WRITTEN PROBLEM =
In the carpet-pulling discussion, which two values for the minimum force do the three approaches produce?

Applying energy and momentum conservation to the problem of pulling a bent carpet at a constant speed

Question

Consider this system.

A long, thin, pliable carpet is laid on a floor. One end of the carpet is bent back and then pulled backwards with constant speed $v$, just above the part of the carpet which is still at rest on the floor. What is the minimum force needed to pull the moving part if the carpet has mass $m$ per unit length?

Three different approaches lead to 2 different values for the minimal force: $\frac{mv^2}{4}$ and $\frac{mv^2}{2}$. Which ones are correct? How does energy and momentum conservation happen in this specific system?

I believe correct answer to this question might be useful for general audiences and for pedagogical reasons, because it addresses a certain mistake that people often do in similar problems.

My effort at answering the question. I get the answer $\color{blue}{F_{\text{min}}=\frac{mv^2}{4}}$. Below I give detailed analysis why this is so. My solution is in agreement with conservation of energy and I explain why energy is conserved. Also an explanation from purely dynamical considerations is given by calculating the tension of the carpet at the bending region.

First attempt. Let's consider how new elements of the carpet are brought into motion.

This increase doesn't happen abruptly by a jerk, so energy is not dissipated. To see this consider a wheel moving on a flat surface without slippage with constant speed $v/2$. If we go in the clockwise direction from the lowest point of the wheel, then the velocity of the points on the circumference gradually increase from $0$ to $v$ at the highest point, then gradually decrease to $0$ at the second half. This is well known, no jerking motion happens.

MATERIAL =
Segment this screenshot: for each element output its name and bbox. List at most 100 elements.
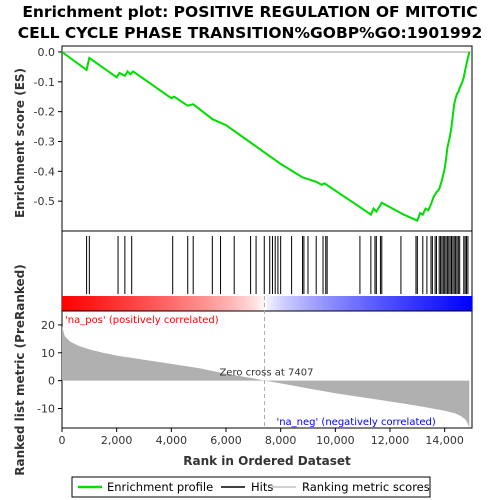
color-bar-segment (362, 296, 367, 311)
color-bar-segment (287, 296, 292, 311)
color-bar-segment (461, 296, 466, 311)
ranked-metric-x-ticks: 0 2,000 4,000 6,000 8,000 10,000 12,000 14,000 (59, 428, 464, 447)
color-bar-segment (126, 296, 131, 311)
color-bar-segment (157, 296, 162, 311)
color-bar-segment (208, 296, 213, 311)
ranked-metric-y-tick-label: 10 (41, 347, 55, 360)
color-bar-segment (396, 296, 401, 311)
color-bar-segment (301, 296, 306, 311)
color-bar-segment (174, 296, 179, 311)
color-bar-segment (222, 296, 227, 311)
color-bar-segment (434, 296, 439, 311)
color-bar-segment (219, 296, 224, 311)
chart-title-line1: Enrichment plot: POSITIVE REGULATION OF … (22, 3, 477, 21)
enrichment-y-tick-label: -0.5 (34, 195, 55, 208)
color-bar-segment (376, 296, 381, 311)
color-bar-segment (249, 296, 254, 311)
ranked-metric-y-axis-label: Ranked list metric (PreRanked) (13, 264, 27, 476)
color-bar-segment (188, 296, 193, 311)
color-bar-segment (181, 296, 186, 311)
x-tick-label: 0 (59, 434, 66, 447)
color-bar-segment (335, 296, 340, 311)
color-bar-segment (212, 296, 217, 311)
x-tick-label: 12,000 (371, 434, 410, 447)
color-bar-segment (79, 296, 84, 311)
color-bar-segment (331, 296, 336, 311)
color-bar-segment (318, 296, 323, 311)
enrichment-y-ticks: 0.0 -0.1 -0.2 -0.3 -0.4 -0.5 (34, 46, 62, 208)
color-bar-segment (191, 296, 196, 311)
ranked-metric-y-tick-label: -10 (37, 403, 55, 416)
color-bar-segment (239, 296, 244, 311)
color-bar-segment (85, 296, 90, 311)
color-bar-segment (314, 296, 319, 311)
color-bar-segment (451, 296, 456, 311)
color-bar-segment (308, 296, 313, 311)
color-bar-segment (99, 296, 104, 311)
color-bar-segment (468, 296, 473, 311)
color-bar-segment (366, 296, 371, 311)
color-bar-segment (280, 296, 285, 311)
color-bar-segment (65, 296, 70, 311)
color-bar-segment (72, 296, 77, 311)
color-bar-segment (359, 296, 364, 311)
color-bar-segment (349, 296, 354, 311)
hit-lines (86, 236, 469, 294)
color-bar-segment (215, 296, 220, 311)
color-bar-segment (277, 296, 282, 311)
color-bar-segment (243, 296, 248, 311)
color-bar-segment (352, 296, 357, 311)
color-bar-segment (253, 296, 258, 311)
x-tick-label: 6,000 (210, 434, 242, 447)
color-bar-segment (311, 296, 316, 311)
color-bar-segment (144, 296, 149, 311)
x-tick-label: 8,000 (265, 434, 297, 447)
legend-ranking-label: Ranking metric scores (302, 480, 430, 494)
enrichment-y-tick-label: 0.0 (38, 46, 56, 59)
color-bar-segment (454, 296, 459, 311)
positive-correlation-label: 'na_pos' (positively correlated) (65, 315, 219, 326)
x-tick-label: 2,000 (101, 434, 133, 447)
color-bar-segment (150, 296, 155, 311)
color-bar-segment (133, 296, 138, 311)
ranked-metric-area (62, 326, 470, 428)
color-bar-segment (270, 296, 275, 311)
color-bar-segment (120, 296, 125, 311)
color-bar-segment (328, 296, 333, 311)
rank-color-bar (62, 296, 473, 311)
color-bar-segment (226, 296, 231, 311)
color-bar-segment (417, 296, 422, 311)
color-bar-segment (410, 296, 415, 311)
enrichment-panel: 0.0 -0.1 -0.2 -0.3 -0.4 -0.5 Enrichment score… (13, 45, 473, 232)
color-bar-segment (198, 296, 203, 311)
color-bar-segment (147, 296, 152, 311)
color-bar-segment (62, 296, 67, 311)
color-bar-segment (273, 296, 278, 311)
color-bar-segment (96, 296, 101, 311)
color-bar-segment (130, 296, 135, 311)
zero-cross-label: Zero cross at 7407 (219, 368, 313, 379)
legend-enrichment-label: Enrichment profile (107, 480, 213, 494)
x-tick-label: 4,000 (156, 434, 188, 447)
color-bar-segment (68, 296, 73, 311)
color-bar-segment (202, 296, 207, 311)
chart-title-line2: CELL CYCLE PHASE TRANSITION%GOBP%GO:1901… (18, 24, 483, 42)
color-bar-segment (123, 296, 128, 311)
color-bar-segment (437, 296, 442, 311)
color-bar-segment (297, 296, 302, 311)
color-bar-segment (294, 296, 299, 311)
ranked-metric-y-tick-label: 0 (48, 375, 55, 388)
color-bar-segment (164, 296, 169, 311)
color-bar-segment (113, 296, 118, 311)
color-bar-segment (444, 296, 449, 311)
enrichment-y-tick-label: -0.4 (34, 165, 55, 178)
enrichment-y-tick-label: -0.2 (34, 106, 55, 119)
color-bar-segment (403, 296, 408, 311)
color-bar-segment (383, 296, 388, 311)
color-bar-segment (400, 296, 405, 311)
color-bar-segment (154, 296, 159, 311)
color-bar-segment (167, 296, 172, 311)
color-bar-segment (229, 296, 234, 311)
color-bar-segment (407, 296, 412, 311)
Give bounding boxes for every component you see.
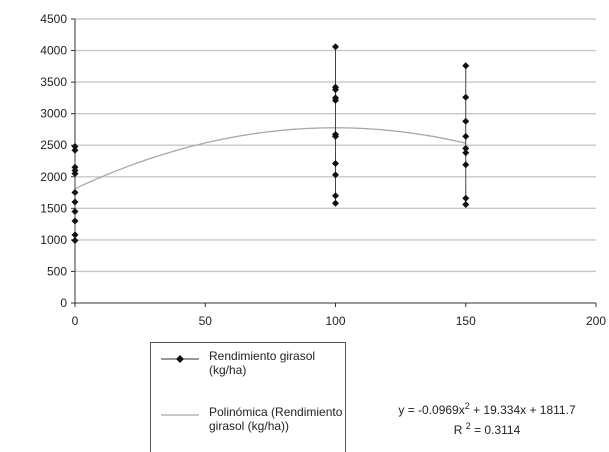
y-tick-label: 3500 <box>40 75 67 89</box>
data-point <box>462 117 470 125</box>
trendline <box>74 127 466 190</box>
data-point <box>332 199 339 207</box>
x-tick-labels: 0 50 100 150 200 <box>72 314 607 328</box>
legend-entry-data: Rendimiento girasol (kg/ha) <box>151 343 347 393</box>
y-tick-label: 3000 <box>40 107 67 121</box>
data-point <box>462 93 470 101</box>
data-point <box>332 96 339 104</box>
data-point <box>71 217 79 225</box>
data-points <box>71 43 470 245</box>
r-squared-line: R 2 = 0.3114 <box>453 421 521 437</box>
data-point <box>332 43 339 51</box>
trendline-equation: y = -0.0969x2 + 19.334x + 1811.7 R 2 = 0… <box>372 398 602 438</box>
legend-line-icon <box>161 414 199 416</box>
x-tick-label: 100 <box>325 314 345 328</box>
y-tick-label: 500 <box>47 264 67 278</box>
data-point <box>462 161 470 169</box>
data-point <box>332 171 339 179</box>
legend-label-trendline: Polinómica (Rendimiento girasol (kg/ha)) <box>209 405 343 433</box>
y-tick-label: 0 <box>60 296 67 310</box>
y-tick-labels: 0 500 1000 1500 2000 2500 3000 3500 4000 4500 <box>40 12 67 310</box>
equation-line: y = -0.0969x2 + 19.334x + 1811.7 <box>398 401 576 417</box>
x-tick-label: 0 <box>72 314 79 328</box>
data-point <box>332 132 339 140</box>
x-tick-label: 150 <box>456 314 476 328</box>
data-point <box>462 144 470 152</box>
y-tick-label: 2500 <box>40 138 67 152</box>
data-point <box>332 160 339 168</box>
legend-label-data: Rendimiento girasol (kg/ha) <box>209 349 316 377</box>
trendline-layer <box>74 127 466 190</box>
data-point <box>71 237 79 245</box>
data-point <box>71 142 79 150</box>
data-point <box>71 189 79 197</box>
x-tick-label: 200 <box>586 314 606 328</box>
data-point <box>462 149 470 157</box>
data-point <box>71 207 79 215</box>
legend-marker-icon <box>161 355 199 363</box>
data-point <box>462 201 470 209</box>
legend-entry-trendline: Polinómica (Rendimiento girasol (kg/ha)) <box>151 399 347 449</box>
y-tick-label: 1500 <box>40 201 67 215</box>
data-point <box>71 198 79 206</box>
data-point <box>462 194 470 202</box>
data-point <box>71 146 79 154</box>
legend: Rendimiento girasol (kg/ha) Polinómica (… <box>150 342 346 452</box>
data-point <box>71 231 79 239</box>
data-point <box>462 132 470 140</box>
y-tick-label: 1000 <box>40 233 67 247</box>
y-tick-label: 4000 <box>40 44 67 58</box>
data-point <box>462 62 470 70</box>
data-point <box>332 192 339 200</box>
x-tick-label: 50 <box>199 314 213 328</box>
data-point <box>332 86 339 94</box>
y-tick-label: 4500 <box>40 12 67 26</box>
y-tick-label: 2000 <box>40 170 67 184</box>
data-point <box>71 170 79 178</box>
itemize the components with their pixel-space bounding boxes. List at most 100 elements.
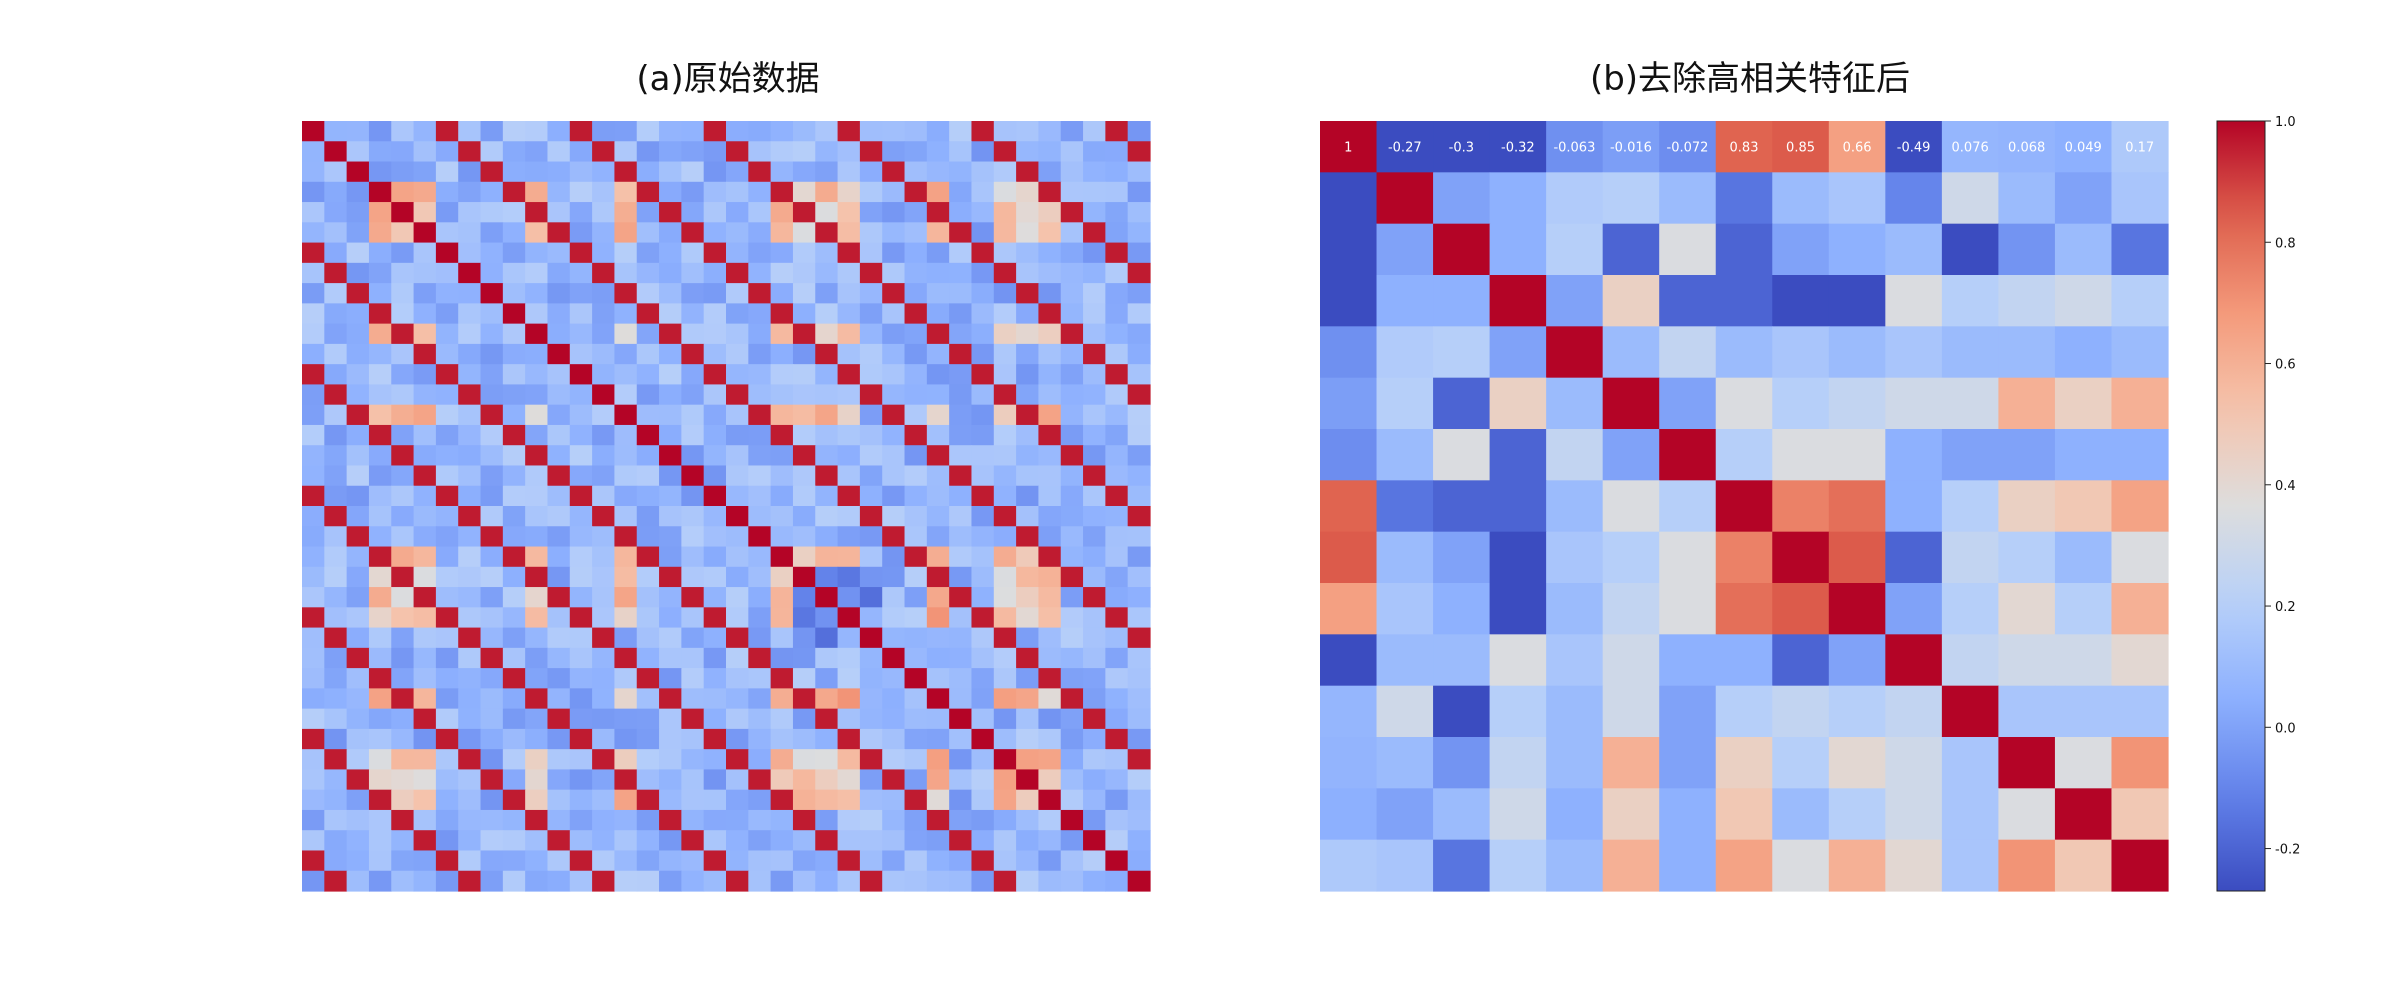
heatmap-a-cell [458,283,482,304]
heatmap-b-cell [1772,275,1830,327]
heatmap-a-cell [480,303,504,325]
heatmap-a-cell [480,647,504,669]
heatmap-a-cell [1083,465,1106,487]
heatmap-a-cell [726,222,749,244]
heatmap-a-cell [413,485,437,507]
heatmap-a-cell [592,364,616,386]
heatmap-b-cell-label: -0.072 [1667,141,1709,156]
heatmap-a-cell [391,546,415,568]
heatmap-a-cell [882,668,906,689]
heatmap-a-cell [1016,121,1040,142]
heatmap-a-cell [748,242,772,264]
heatmap-a-cell [569,587,593,608]
heatmap-a-cell [681,465,705,487]
heatmap-a-cell [1038,161,1062,183]
heatmap-a-cell [368,424,392,446]
heatmap-a-cell [837,627,861,649]
heatmap-a-cell [480,283,504,304]
heatmap-a-cell [592,323,616,345]
heatmap-a-cell [525,465,549,487]
heatmap-a-cell [681,870,705,892]
heatmap-a-cell [368,668,392,689]
heatmap-a-cell [1105,343,1129,365]
heatmap-a-cell [302,769,325,791]
heatmap-a-cell [592,283,616,304]
heatmap-a-cell [592,789,616,811]
heatmap-a-cell [592,607,616,629]
heatmap-a-cell [949,830,973,852]
heatmap-b-cell [1828,583,1886,635]
heatmap-a-cell [1083,870,1106,892]
heatmap-a-cell [726,202,749,223]
heatmap-a-cell [1105,323,1129,345]
heatmap-a-cell [904,424,928,446]
heatmap-a-cell [792,384,816,406]
heatmap-a-cell [926,526,950,548]
heatmap-b-cell [1602,583,1660,635]
heatmap-a-cell [1060,627,1084,649]
heatmap-a-cell [391,870,415,892]
heatmap-a-cell [458,546,482,568]
heatmap-a-cell [480,789,504,811]
heatmap-a-cell [971,708,995,730]
heatmap-a-cell [1016,566,1040,588]
heatmap-b-cell [2054,223,2113,276]
heatmap-a-cell [569,607,593,629]
heatmap-a-cell [458,181,482,203]
heatmap-a-cell [1083,242,1106,264]
heatmap-a-cell [435,688,459,710]
heatmap-a-cell [1016,647,1040,669]
heatmap-a-cell [659,789,682,811]
heatmap-a-cell [815,688,839,710]
heatmap-a-cell [413,830,437,852]
heatmap-a-cell [1038,830,1062,852]
heatmap-b-cell-label: -0.49 [1897,141,1931,156]
heatmap-a-cell [391,303,415,325]
heatmap-b-cell [1433,685,1491,738]
heatmap-a-cell [681,607,705,629]
heatmap-a-cell [815,526,839,548]
heatmap-a-cell [1038,789,1062,811]
heatmap-a-cell [770,668,794,689]
heatmap-a-cell [659,688,682,710]
heatmap-a-cell [792,445,816,467]
heatmap-b-cell [1941,223,1999,276]
heatmap-a-cell [458,708,482,730]
heatmap-a-cell [1105,181,1129,203]
heatmap-a-cell [1083,627,1106,649]
heatmap-a-cell [614,424,638,446]
heatmap-a-cell [904,668,928,689]
heatmap-a-cell [458,364,482,386]
heatmap-a-cell [1105,384,1129,406]
heatmap-a-cell [1060,526,1084,548]
heatmap-a-cell [659,323,682,345]
heatmap-a-cell [1105,566,1129,588]
heatmap-a-cell [1083,728,1106,750]
heatmap-a-cell [859,708,883,730]
heatmap-a-cell [993,789,1017,811]
heatmap-a-cell [636,506,660,527]
heatmap-a [302,121,1151,892]
heatmap-a-cell [770,465,794,487]
heatmap-b-cell [1546,839,1604,892]
heatmap-a-cell [368,323,392,345]
heatmap-a-cell [726,789,749,811]
heatmap-a-cell [1016,728,1040,750]
heatmap-a-cell [837,485,861,507]
heatmap-a-cell [302,627,325,649]
heatmap-a-cell [368,688,392,710]
colorbar-gradient [2216,120,2266,892]
heatmap-a-cell [1060,262,1084,284]
heatmap-a-cell [770,242,794,264]
heatmap-a-cell [993,262,1017,284]
heatmap-a-cell [525,688,549,710]
heatmap-b-cell-label: 0.068 [2008,141,2045,156]
heatmap-a-cell [1083,283,1106,304]
heatmap-a-cell [1105,121,1129,142]
heatmap-a-cell [569,830,593,852]
heatmap-a-cell [525,485,549,507]
heatmap-a-cell [525,769,549,791]
heatmap-a-cell [368,546,392,568]
heatmap-a-cell [949,181,973,203]
heatmap-a-cell [1127,688,1151,710]
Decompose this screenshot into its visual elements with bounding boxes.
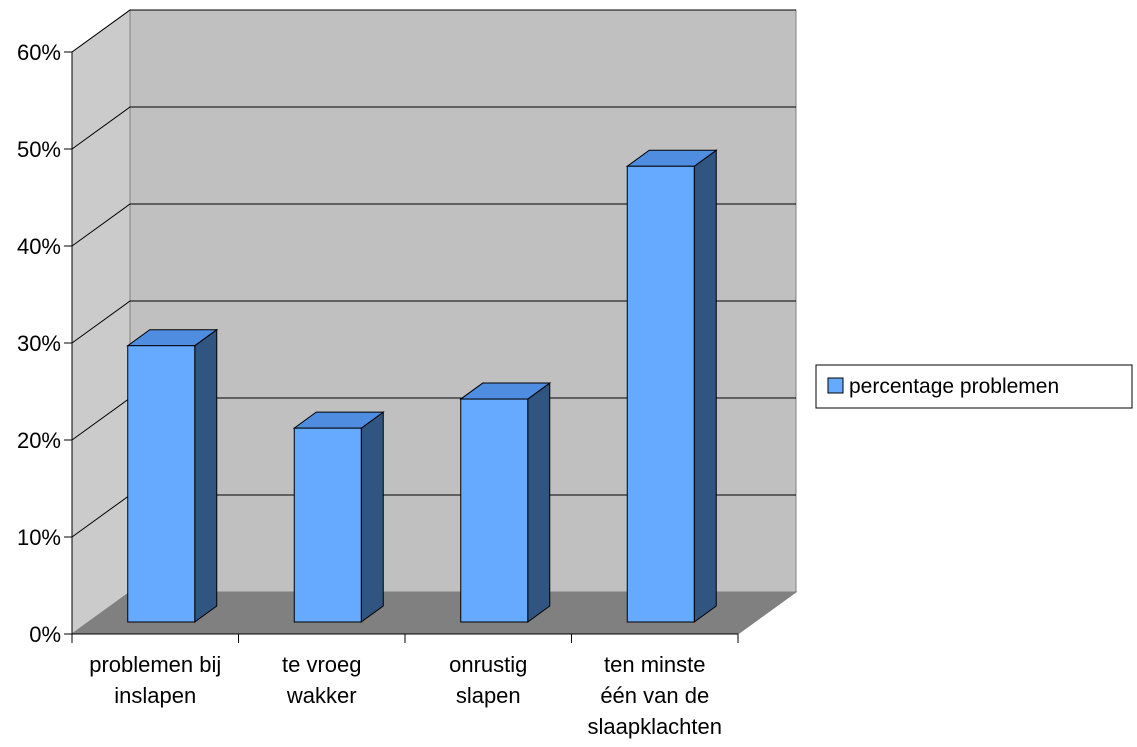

TASK ANSWER =
$\frac{mv^2}{4}$ and $\frac{mv^2}{2}$